- [TASKS TO PERFORM]:
1) Rewrite everything from "7. Reserve agrees" down to "production in Bolivia." in the rubber agreement, changing "development fund" to "rubber fund".
2) Answer these questions from the rubber agreement:
(a) How large is the fund that Reserve agrees to establish?
(b) Which party will cause the Fixed Price for domestic rubber sales to be established?
(c) Who designates the adviser that the Agency will appoint?
3) Pick up the rubber agreement after its last sentence and carry it on.

- [SOURCE TEXT]:

>>>>

6. It is understood that Bolivia will cause to be established the Fixed Price for all sales of rubber for domestic use or consumption in the Republic of Bolivia.
7. Reserve agrees to establish a development fund of two million, one hundred and twenty-five (2,125,000) dollars to be expended by Reserve in its discretion in accord with Bolivia on developing and increasing the production and improving the quality of rubber in Bolivia, the methods of producing it and the stimulation of conditions favorable to maximum rubber output. The Agency will appoint an adviser designated by Bolivia and satisfactory to the Agency whose duty it shall be to advise the Agency upon methods of securing maximum rubber production in Bolivia.

<<<<

- [EXCERPTED DATA]:
>>>>

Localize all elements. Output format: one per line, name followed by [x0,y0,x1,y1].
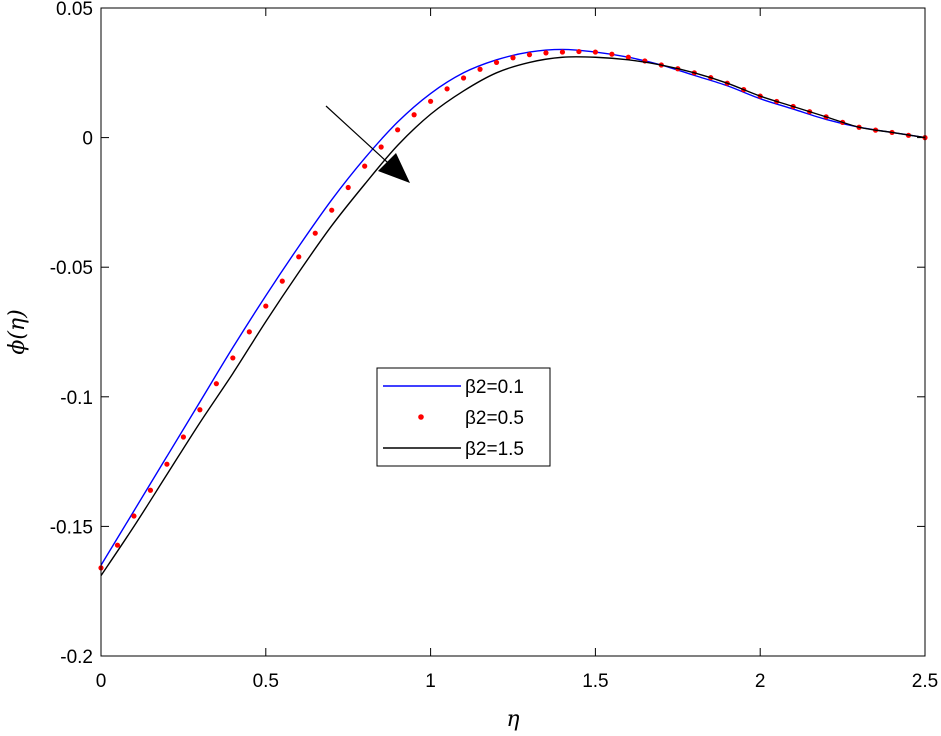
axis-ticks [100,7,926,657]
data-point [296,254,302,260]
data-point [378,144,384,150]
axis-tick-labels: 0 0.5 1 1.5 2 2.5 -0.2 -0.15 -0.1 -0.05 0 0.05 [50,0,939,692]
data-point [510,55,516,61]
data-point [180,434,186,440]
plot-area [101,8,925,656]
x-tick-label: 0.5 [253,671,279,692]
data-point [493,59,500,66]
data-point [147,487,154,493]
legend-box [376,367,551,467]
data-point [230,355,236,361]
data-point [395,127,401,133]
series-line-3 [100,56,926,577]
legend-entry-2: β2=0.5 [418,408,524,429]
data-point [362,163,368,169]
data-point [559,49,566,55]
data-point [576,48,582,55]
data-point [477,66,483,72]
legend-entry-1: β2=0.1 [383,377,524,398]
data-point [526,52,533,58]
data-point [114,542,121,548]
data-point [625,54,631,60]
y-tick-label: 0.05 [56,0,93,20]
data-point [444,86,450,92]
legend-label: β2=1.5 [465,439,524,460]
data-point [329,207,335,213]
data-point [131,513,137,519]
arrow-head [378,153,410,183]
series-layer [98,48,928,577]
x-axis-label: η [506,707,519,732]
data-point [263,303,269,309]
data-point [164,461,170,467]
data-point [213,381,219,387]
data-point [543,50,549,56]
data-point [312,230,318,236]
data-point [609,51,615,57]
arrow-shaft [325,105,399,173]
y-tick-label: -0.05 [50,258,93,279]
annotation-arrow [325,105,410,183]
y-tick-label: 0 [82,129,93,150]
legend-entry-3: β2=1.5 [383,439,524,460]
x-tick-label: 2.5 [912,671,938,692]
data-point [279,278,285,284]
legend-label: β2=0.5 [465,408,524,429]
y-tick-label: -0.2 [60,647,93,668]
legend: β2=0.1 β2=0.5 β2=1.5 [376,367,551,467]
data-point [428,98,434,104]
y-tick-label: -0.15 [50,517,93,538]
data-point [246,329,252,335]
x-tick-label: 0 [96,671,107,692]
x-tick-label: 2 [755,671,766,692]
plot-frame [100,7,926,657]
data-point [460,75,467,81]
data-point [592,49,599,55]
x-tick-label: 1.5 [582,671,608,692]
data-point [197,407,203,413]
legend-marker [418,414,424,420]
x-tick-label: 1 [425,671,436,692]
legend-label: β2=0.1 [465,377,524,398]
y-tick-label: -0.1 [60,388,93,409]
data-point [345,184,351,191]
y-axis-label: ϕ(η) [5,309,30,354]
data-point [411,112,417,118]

<<<<
>>>>

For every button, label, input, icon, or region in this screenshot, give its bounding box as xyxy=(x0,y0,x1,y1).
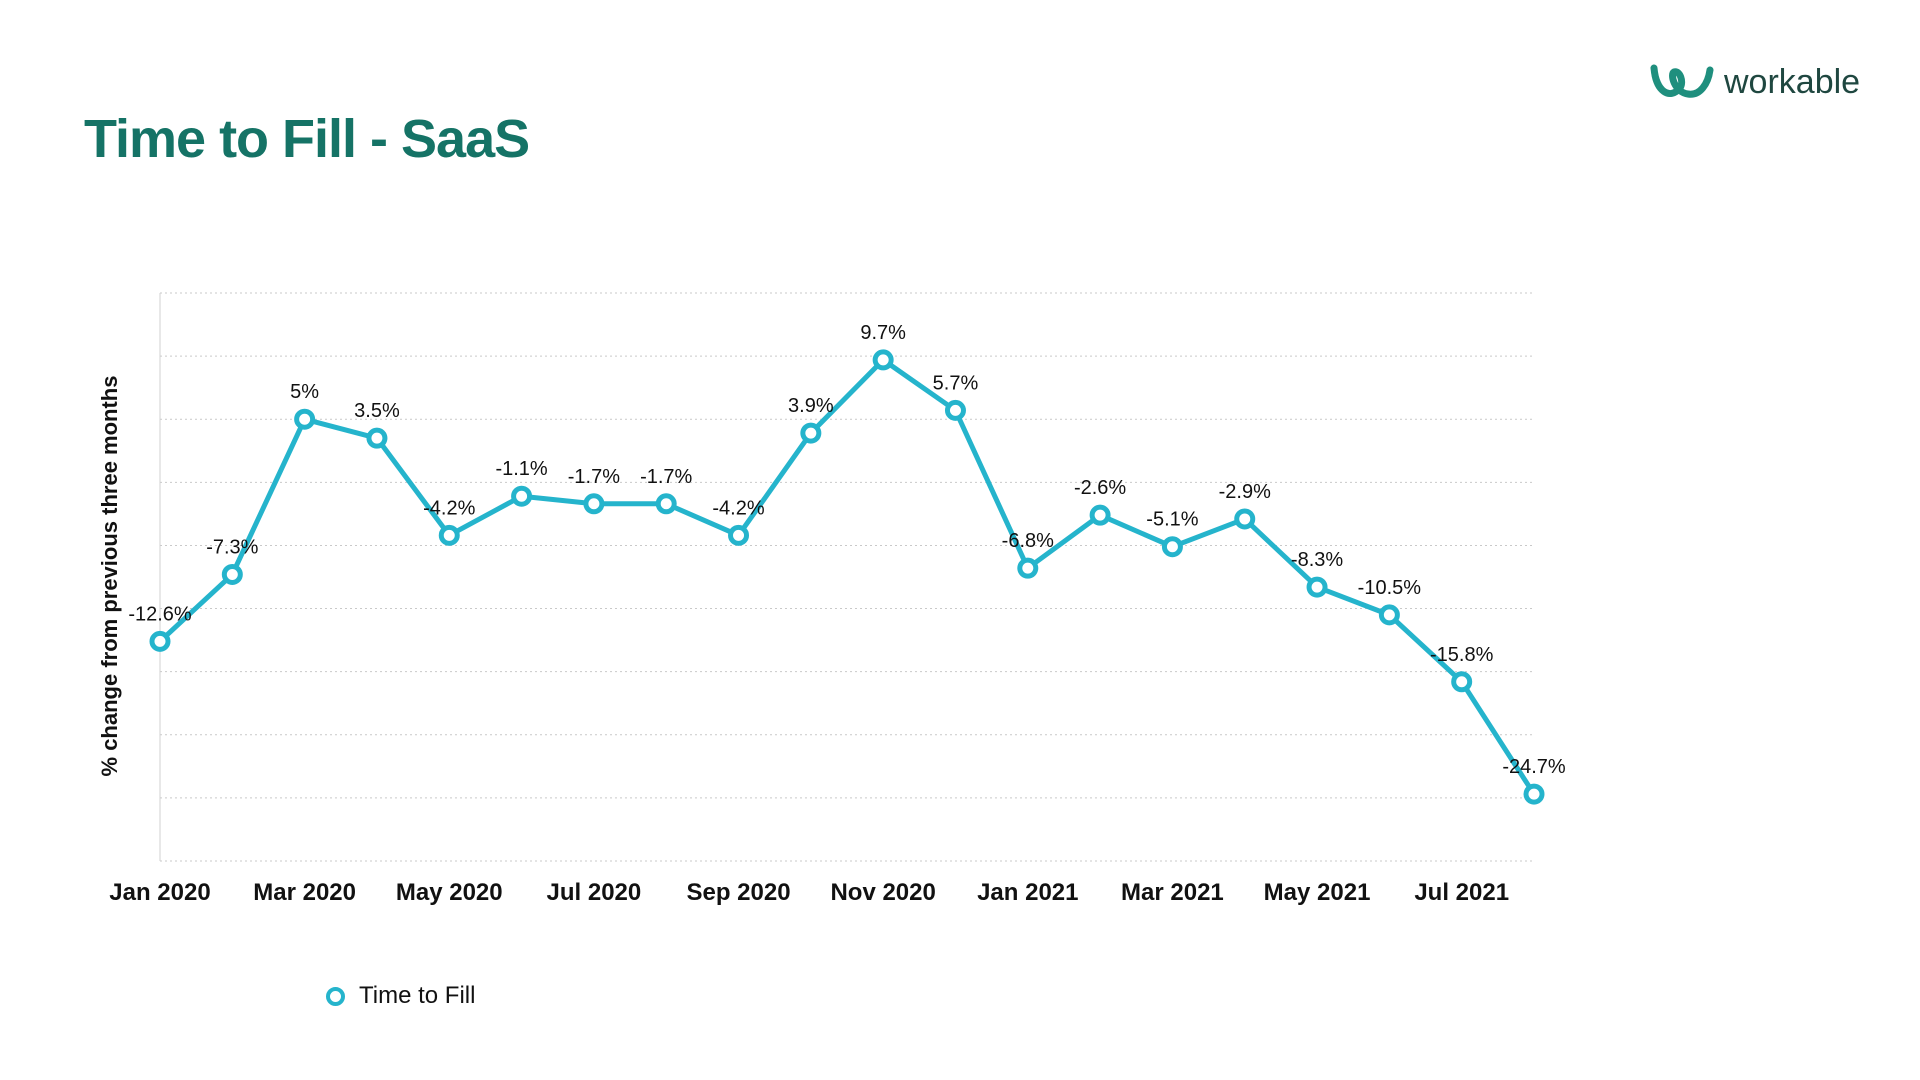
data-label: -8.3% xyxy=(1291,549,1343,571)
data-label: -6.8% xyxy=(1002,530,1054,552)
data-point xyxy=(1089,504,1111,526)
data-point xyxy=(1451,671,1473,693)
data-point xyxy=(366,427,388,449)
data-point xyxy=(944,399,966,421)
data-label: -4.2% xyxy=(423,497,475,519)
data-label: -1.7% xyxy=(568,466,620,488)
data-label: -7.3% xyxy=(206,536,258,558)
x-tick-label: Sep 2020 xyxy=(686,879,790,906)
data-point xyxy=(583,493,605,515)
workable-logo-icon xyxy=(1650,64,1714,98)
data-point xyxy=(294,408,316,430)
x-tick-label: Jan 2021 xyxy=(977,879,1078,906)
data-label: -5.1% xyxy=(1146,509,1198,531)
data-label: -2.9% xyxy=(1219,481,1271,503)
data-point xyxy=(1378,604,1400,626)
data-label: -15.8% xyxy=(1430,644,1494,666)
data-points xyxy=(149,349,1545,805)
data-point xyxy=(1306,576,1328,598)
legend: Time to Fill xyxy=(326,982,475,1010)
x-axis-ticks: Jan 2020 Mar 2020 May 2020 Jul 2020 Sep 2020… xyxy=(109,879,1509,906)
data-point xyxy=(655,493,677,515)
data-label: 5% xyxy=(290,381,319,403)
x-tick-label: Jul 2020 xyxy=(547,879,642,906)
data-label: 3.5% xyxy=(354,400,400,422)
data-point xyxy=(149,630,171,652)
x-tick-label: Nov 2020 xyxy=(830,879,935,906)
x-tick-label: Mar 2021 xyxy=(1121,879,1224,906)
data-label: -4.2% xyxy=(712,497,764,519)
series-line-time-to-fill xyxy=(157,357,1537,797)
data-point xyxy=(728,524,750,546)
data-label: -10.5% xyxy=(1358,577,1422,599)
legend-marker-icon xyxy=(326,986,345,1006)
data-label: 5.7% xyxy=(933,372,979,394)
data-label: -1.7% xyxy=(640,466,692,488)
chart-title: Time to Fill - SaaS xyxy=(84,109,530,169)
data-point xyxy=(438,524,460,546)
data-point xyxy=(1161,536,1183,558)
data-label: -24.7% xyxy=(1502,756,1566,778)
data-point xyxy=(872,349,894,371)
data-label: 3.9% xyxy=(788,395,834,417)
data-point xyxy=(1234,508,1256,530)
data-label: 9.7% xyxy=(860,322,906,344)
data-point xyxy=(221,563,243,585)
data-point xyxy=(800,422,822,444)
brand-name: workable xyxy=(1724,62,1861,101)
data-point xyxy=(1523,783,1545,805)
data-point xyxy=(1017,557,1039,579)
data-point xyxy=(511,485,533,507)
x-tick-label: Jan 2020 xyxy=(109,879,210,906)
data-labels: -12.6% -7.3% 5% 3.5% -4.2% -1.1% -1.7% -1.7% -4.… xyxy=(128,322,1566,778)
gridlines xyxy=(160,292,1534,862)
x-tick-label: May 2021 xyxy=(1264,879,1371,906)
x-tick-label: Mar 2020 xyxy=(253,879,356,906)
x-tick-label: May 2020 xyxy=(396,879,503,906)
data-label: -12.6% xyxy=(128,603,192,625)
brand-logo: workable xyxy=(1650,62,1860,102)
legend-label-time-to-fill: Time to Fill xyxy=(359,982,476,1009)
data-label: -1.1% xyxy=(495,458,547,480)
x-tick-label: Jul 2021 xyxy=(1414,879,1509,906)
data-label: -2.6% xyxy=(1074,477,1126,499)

<<<<
>>>>

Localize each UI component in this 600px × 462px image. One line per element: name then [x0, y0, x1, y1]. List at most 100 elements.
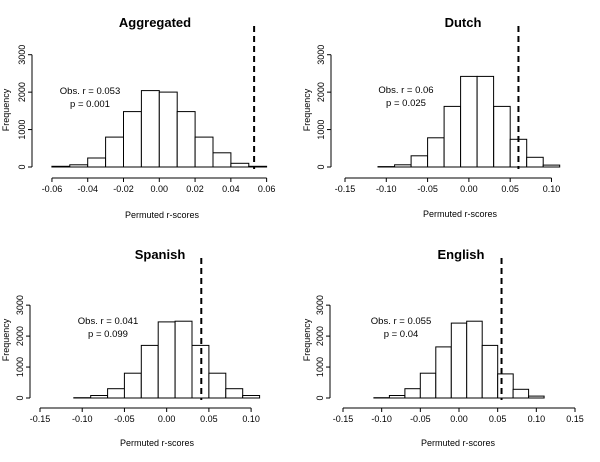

<<<<

- [TASK-BY-TASK RESULTS]:
1)
7. Reserve agrees to establish a rubber fund of two million, one hundred and twenty-five (2,125,000) dollars to be expended by Reserve in its discretion in accord with Bolivia on developing and increasing the production and improving the quality of rubber in Bolivia, the methods of producing it and the stimulation of conditions favorable to maximum rubber output. The Agency will appoint an adviser designated by Bolivia and satisfactory to the Agency whose duty it shall be to advise the Agency upon methods of securing maximum rubber production in Bolivia.

2)
(a) Two million, one hundred and twenty-five thousand (2,125,000) dollars.
(b) Bolivia.
(c) Bolivia.

3)
It is mutually agreed that the amount of the development fund will be reduced by seventy-five thousand (75,000) dollars per annum during the maintenance of the quota of 150 tons for export to neighboring countries provided for in Article 3 of this agreement with the annual reduction being increased or decreased five hundred (500) dollars for each ton by which the export quota is augmented or cut.[Page 580]
8. Reserve agrees to use its best efforts so far as consistent with the conduct of the war to facilitate the furnishing of necessary supplies and equipment for the maintenance and expansion of the Bolivian rubber industry.
9. It is mutually agreed that existing contracts for the purchase of Bolivian rubber which have not been filled may be taken over by Reserve with payment to be made on the terms contained in such contracts.
10. Reserve agrees to purchase during the calendar year 1942 up to five hundred (500) long tons of Brazil nuts produced in Bolivia, and now owned in Bolivia or Brazil by Bolivian producers at a price to be mutually agreed upon by Reserve and Bolivia but in no case less than the price to be paid by Reserve for Brazil nuts under similar agreements with other countries, this purchase being in the nature of relief to such producers during the year 1942 to facilitate readjustment of their production and the labor now engaged therein with a view to utilizing them in developing vegetable oil or other products, preferably strategic, until such time as the world market for Brazil nuts shall again be normal.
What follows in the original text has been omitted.